** Begin Extracted entries **

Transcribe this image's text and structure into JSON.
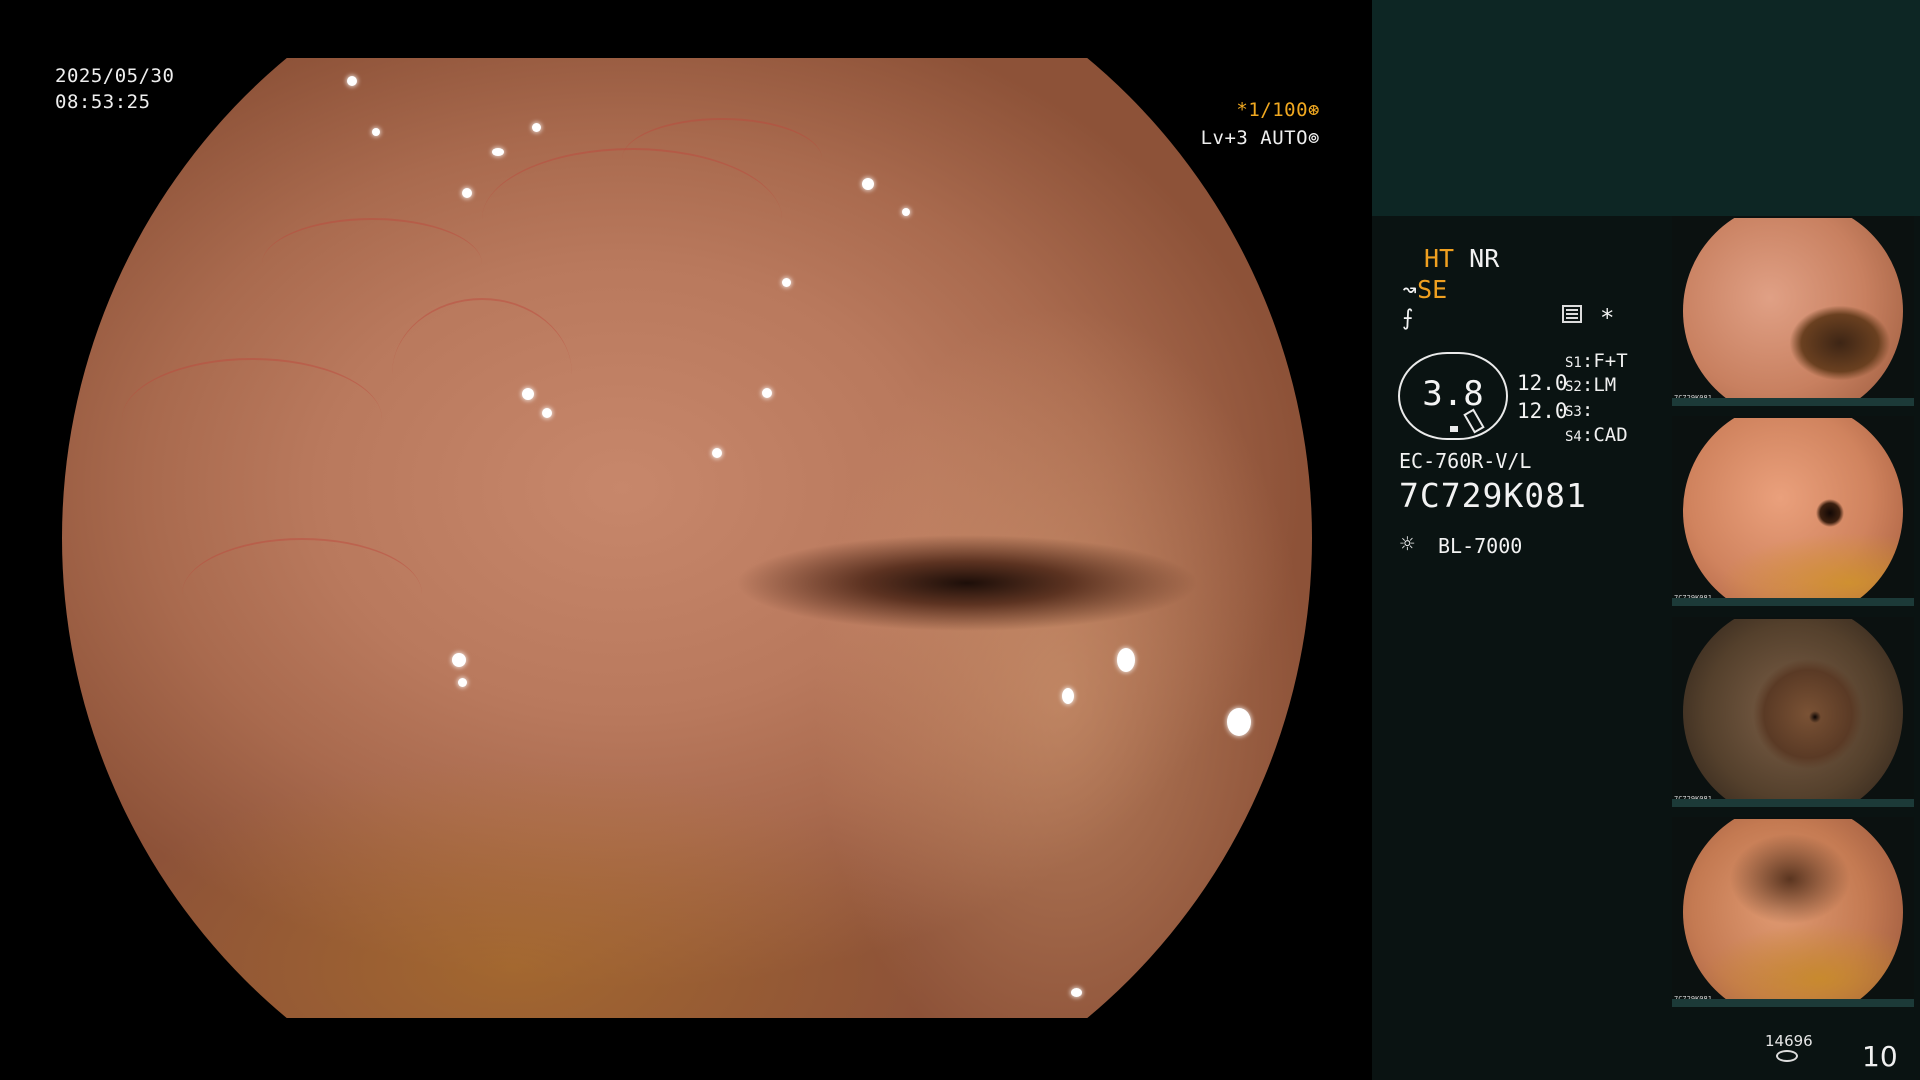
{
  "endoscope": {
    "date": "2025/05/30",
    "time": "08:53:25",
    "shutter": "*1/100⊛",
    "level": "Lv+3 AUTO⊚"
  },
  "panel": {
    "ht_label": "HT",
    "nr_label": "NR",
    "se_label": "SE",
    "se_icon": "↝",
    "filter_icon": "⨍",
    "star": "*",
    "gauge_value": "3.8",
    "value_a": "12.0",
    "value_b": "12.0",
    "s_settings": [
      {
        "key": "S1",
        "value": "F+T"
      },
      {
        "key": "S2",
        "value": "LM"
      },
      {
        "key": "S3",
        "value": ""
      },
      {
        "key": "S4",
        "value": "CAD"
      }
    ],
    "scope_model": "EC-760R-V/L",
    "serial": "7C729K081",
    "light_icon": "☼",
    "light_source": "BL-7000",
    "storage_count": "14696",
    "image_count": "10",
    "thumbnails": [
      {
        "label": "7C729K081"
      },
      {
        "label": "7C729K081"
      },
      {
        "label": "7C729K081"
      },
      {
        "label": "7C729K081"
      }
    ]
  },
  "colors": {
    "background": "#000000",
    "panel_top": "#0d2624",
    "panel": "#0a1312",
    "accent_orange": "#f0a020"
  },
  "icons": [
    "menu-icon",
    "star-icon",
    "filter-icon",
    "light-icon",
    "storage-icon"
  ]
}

** End Extracted entries **
** Begin Extracted entries **

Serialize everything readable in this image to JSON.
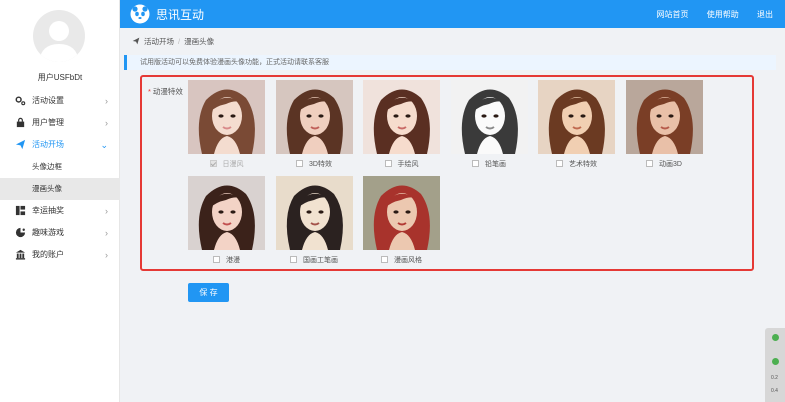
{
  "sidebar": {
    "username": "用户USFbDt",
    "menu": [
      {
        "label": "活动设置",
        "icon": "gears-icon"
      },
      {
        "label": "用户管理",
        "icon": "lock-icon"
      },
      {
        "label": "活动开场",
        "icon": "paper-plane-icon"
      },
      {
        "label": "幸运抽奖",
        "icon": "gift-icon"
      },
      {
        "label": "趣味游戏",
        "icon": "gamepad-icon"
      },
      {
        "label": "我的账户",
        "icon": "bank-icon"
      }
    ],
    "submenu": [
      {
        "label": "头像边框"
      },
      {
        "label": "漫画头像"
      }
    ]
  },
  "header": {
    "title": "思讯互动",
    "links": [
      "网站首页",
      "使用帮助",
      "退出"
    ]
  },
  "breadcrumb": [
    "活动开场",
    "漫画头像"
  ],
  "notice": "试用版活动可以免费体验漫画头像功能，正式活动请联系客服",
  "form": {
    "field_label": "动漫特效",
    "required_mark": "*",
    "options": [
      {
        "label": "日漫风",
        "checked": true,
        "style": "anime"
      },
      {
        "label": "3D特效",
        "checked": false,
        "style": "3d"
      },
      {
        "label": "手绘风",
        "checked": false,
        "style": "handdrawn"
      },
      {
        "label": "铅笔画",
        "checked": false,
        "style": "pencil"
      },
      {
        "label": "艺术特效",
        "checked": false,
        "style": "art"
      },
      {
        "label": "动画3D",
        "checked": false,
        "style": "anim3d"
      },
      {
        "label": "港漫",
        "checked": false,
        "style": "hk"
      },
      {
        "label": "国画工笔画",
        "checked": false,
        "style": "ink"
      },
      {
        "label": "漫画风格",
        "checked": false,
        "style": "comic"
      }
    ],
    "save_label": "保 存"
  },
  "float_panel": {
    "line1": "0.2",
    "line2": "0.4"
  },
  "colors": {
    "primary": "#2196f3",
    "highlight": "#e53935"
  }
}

** End Extracted entries **

▸ **The exercise**: Collect, from the material above, every line containing the word "JSON".

▸ **Task solution**:
Transcribe this image's text and structure into JSON.
Serialize everything readable in this image to JSON.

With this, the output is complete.